- [WHAT YOU ARE ASKED TO DO]: Find and copy each line of the records where the string "message" shows up.

- [MATERIAL FOR THIS TASK]:

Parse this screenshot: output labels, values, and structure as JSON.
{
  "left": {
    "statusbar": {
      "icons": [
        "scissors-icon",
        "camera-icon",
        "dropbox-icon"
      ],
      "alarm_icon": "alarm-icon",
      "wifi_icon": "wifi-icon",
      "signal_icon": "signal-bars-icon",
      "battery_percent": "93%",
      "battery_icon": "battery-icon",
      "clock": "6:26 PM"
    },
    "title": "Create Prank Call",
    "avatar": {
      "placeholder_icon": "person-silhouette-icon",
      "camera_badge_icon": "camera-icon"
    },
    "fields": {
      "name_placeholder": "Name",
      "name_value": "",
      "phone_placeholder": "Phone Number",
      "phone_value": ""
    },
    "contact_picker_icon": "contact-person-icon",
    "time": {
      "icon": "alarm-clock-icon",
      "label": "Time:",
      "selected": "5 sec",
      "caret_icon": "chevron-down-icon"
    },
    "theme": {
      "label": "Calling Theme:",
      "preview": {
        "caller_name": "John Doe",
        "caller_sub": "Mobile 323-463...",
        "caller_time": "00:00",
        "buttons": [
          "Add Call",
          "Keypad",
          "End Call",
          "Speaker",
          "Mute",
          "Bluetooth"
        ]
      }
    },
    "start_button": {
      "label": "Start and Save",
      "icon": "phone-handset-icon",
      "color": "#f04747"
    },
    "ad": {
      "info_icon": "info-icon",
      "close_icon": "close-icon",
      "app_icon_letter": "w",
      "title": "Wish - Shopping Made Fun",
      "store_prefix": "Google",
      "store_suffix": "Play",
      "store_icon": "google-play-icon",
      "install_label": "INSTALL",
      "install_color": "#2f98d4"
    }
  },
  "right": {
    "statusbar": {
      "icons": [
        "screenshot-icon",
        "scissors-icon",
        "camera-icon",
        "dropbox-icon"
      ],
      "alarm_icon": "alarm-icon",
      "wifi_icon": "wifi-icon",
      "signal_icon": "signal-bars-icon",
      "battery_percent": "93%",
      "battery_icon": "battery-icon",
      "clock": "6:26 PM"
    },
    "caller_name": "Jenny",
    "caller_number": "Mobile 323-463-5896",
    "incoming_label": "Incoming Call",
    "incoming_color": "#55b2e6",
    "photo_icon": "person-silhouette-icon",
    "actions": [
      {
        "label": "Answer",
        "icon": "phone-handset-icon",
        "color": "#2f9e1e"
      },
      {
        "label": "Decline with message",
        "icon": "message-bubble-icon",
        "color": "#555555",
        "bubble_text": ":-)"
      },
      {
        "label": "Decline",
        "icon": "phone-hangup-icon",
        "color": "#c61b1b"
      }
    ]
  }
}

- [FULL SOLUTION]:
        "label": "Decline with message",
        "icon": "message-bubble-icon",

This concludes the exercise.